● Supplied records
** Start **
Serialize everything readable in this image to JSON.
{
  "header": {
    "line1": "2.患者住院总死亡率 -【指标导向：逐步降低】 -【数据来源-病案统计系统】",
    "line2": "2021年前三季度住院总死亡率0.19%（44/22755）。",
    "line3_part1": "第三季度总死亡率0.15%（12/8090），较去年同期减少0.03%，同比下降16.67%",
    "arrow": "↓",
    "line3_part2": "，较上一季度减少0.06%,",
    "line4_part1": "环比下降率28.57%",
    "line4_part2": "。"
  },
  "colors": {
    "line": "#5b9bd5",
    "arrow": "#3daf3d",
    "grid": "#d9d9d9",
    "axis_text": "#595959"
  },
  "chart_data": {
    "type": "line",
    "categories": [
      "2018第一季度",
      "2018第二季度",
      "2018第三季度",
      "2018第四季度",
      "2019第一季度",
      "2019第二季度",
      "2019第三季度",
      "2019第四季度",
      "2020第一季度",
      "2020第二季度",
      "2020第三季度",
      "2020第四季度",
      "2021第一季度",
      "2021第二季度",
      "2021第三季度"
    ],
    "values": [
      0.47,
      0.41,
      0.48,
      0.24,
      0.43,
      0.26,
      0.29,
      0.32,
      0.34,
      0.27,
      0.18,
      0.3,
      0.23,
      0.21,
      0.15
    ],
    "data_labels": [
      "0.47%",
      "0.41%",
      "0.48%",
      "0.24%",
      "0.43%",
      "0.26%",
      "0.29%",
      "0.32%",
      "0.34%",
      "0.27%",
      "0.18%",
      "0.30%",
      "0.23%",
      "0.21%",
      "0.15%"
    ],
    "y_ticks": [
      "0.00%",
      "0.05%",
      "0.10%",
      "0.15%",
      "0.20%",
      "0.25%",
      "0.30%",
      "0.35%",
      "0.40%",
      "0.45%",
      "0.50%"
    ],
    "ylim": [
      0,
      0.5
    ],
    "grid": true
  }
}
** End **
** Start **
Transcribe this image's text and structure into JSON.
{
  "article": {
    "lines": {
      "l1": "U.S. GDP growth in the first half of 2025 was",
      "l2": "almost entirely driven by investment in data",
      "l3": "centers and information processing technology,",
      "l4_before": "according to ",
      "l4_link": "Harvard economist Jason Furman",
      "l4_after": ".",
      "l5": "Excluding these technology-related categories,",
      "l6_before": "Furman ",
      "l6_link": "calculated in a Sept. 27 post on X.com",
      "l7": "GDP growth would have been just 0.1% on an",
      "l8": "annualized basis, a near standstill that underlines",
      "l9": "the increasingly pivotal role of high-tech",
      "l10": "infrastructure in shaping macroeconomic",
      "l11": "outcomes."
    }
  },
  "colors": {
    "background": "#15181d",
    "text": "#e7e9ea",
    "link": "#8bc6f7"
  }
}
** End **
** Start **
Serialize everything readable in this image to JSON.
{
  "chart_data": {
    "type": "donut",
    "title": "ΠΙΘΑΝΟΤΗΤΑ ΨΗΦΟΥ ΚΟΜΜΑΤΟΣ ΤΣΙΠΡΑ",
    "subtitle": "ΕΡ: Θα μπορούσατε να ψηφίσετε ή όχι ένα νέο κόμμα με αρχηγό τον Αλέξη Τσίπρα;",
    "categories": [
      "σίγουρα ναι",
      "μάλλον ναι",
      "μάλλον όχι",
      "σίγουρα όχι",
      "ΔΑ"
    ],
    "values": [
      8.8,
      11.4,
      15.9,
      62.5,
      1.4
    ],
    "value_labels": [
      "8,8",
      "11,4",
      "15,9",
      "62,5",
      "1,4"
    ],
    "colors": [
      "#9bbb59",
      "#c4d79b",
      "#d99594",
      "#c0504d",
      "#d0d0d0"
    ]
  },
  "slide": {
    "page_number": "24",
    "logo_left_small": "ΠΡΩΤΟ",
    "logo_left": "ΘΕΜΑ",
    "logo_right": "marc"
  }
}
** End **
The word "Furman" may appear on some lines. Report how many lines hold it, giving the number alone.

● Full response
2